%%

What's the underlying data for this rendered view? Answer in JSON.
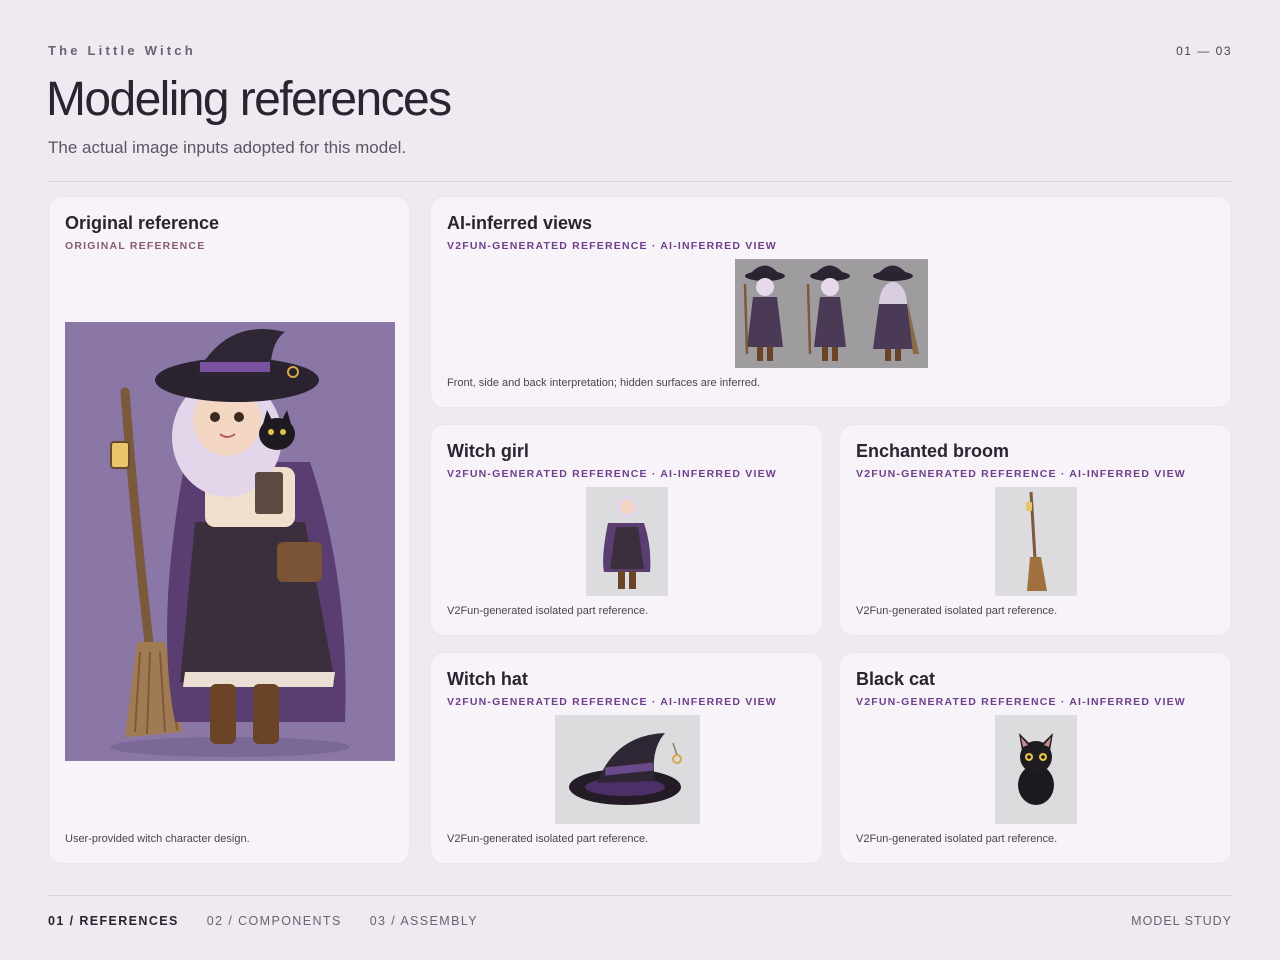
{
  "header": {
    "project": "The Little Witch",
    "counter": "01 — 03",
    "title": "Modeling references",
    "subtitle": "The actual image inputs adopted for this model."
  },
  "cards": {
    "original": {
      "title": "Original reference",
      "tag": "ORIGINAL REFERENCE",
      "caption": "User-provided witch character design."
    },
    "views": {
      "title": "AI-inferred views",
      "tag": "V2FUN-GENERATED REFERENCE · AI-INFERRED VIEW",
      "caption": "Front, side and back interpretation; hidden surfaces are inferred."
    },
    "girl": {
      "title": "Witch girl",
      "tag": "V2FUN-GENERATED REFERENCE · AI-INFERRED VIEW",
      "caption": "V2Fun-generated isolated part reference."
    },
    "broom": {
      "title": "Enchanted broom",
      "tag": "V2FUN-GENERATED REFERENCE · AI-INFERRED VIEW",
      "caption": "V2Fun-generated isolated part reference."
    },
    "hat": {
      "title": "Witch hat",
      "tag": "V2FUN-GENERATED REFERENCE · AI-INFERRED VIEW",
      "caption": "V2Fun-generated isolated part reference."
    },
    "cat": {
      "title": "Black cat",
      "tag": "V2FUN-GENERATED REFERENCE · AI-INFERRED VIEW",
      "caption": "V2Fun-generated isolated part reference."
    }
  },
  "footer": {
    "nav": [
      "01 / REFERENCES",
      "02 / COMPONENTS",
      "03 / ASSEMBLY"
    ],
    "active_index": 0,
    "right": "MODEL STUDY"
  },
  "colors": {
    "background": "#efe9f1",
    "card": "#f7f3f8",
    "accent": "#6e3f8c",
    "original_bg": "#8a77a6"
  }
}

%%

** STATED TASK **
Return every line in the listing that contains the word "this".

** OUTPUT BELOW **
What's the underlying data for this rendered view? Answer in JSON.
    "subtitle": "The actual image inputs adopted for this model."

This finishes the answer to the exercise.